§ **Assignment**: A faithful, word-for-word transcription of all the data is what is needed.

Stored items
......
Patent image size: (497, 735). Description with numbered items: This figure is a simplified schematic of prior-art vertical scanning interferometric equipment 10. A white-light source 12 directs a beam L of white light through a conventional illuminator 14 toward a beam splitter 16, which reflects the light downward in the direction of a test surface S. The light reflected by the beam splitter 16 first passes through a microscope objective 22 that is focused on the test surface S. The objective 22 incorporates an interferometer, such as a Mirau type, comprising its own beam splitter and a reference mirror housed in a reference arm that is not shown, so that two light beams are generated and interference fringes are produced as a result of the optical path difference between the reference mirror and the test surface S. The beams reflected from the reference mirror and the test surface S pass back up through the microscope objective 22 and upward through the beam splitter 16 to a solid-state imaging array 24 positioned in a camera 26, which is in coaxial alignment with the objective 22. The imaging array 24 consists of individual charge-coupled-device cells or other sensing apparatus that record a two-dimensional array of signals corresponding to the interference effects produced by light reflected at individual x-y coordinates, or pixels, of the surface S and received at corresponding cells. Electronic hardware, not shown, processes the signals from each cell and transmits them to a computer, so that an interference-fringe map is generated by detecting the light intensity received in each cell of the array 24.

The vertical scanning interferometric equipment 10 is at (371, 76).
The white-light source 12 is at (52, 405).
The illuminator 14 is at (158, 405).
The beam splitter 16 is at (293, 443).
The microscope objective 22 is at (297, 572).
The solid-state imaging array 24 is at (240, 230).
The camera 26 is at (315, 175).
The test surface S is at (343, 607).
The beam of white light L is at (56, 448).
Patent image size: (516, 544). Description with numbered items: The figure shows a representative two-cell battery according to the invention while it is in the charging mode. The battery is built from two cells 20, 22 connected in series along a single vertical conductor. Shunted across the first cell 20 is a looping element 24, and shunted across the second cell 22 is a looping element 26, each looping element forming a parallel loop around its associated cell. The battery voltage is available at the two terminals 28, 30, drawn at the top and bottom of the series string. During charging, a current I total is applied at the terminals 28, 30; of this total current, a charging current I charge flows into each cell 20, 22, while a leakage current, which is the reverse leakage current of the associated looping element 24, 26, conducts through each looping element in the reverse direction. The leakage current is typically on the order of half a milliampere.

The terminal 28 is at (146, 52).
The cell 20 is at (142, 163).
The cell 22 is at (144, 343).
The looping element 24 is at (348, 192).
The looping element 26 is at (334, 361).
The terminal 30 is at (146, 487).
......
§ **Solved exercise**:
Patent image size: (497, 735). Description with numbered items: This figure is a simplified schematic of prior-art vertical scanning interferometric equipment 10. A white-light source 12 directs a beam L of white light through a conventional illuminator 14 toward a beam splitter 16, which reflects the light downward in the direction of a test surface S. The light reflected by the beam splitter 16 first passes through a microscope objective 22 that is focused on the test surface S. The objective 22 incorporates an interferometer, such as a Mirau type, comprising its own beam splitter and a reference mirror housed in a reference arm that is not shown, so that two light beams are generated and interference fringes are produced as a result of the optical path difference between the reference mirror and the test surface S. The beams reflected from the reference mirror and the test surface S pass back up through the microscope objective 22 and upward through the beam splitter 16 to a solid-state imaging array 24 positioned in a camera 26, which is in coaxial alignment with the objective 22. The imaging array 24 consists of individual charge-coupled-device cells or other sensing apparatus that record a two-dimensional array of signals corresponding to the interference effects produced by light reflected at individual x-y coordinates, or pixels, of the surface S and received at corresponding cells. Electronic hardware, not shown, processes the signals from each cell and transmits them to a computer, so that an interference-fringe map is generated by detecting the light intensity received in each cell of the array 24.

The vertical scanning interferometric equipment 10 is at (371, 76).
The white-light source 12 is at (52, 405).
The illuminator 14 is at (158, 405).
The beam splitter 16 is at (293, 443).
The microscope objective 22 is at (297, 572).
The solid-state imaging array 24 is at (240, 230).
The camera 26 is at (315, 175).
The test surface S is at (343, 607).
The beam of white light L is at (56, 448).
Patent image size: (516, 544). Description with numbered items: The figure shows a representative two-cell battery according to the invention while it is in the charging mode. The battery is built from two cells 20, 22 connected in series along a single vertical conductor. Shunted across the first cell 20 is a looping element 24, and shunted across the second cell 22 is a looping element 26, each looping element forming a parallel loop around its associated cell. The battery voltage is available at the two terminals 28, 30, drawn at the top and bottom of the series string. During charging, a current I total is applied at the terminals 28, 30; of this total current, a charging current I charge flows into each cell 20, 22, while a leakage current, which is the reverse leakage current of the associated looping element 24, 26, conducts through each looping element in the reverse direction. The leakage current is typically on the order of half a milliampere.

The terminal 28 is at (146, 52).
The cell 20 is at (142, 163).
The cell 22 is at (144, 343).
The looping element 24 is at (348, 192).
The looping element 26 is at (334, 361).
The terminal 30 is at (146, 487).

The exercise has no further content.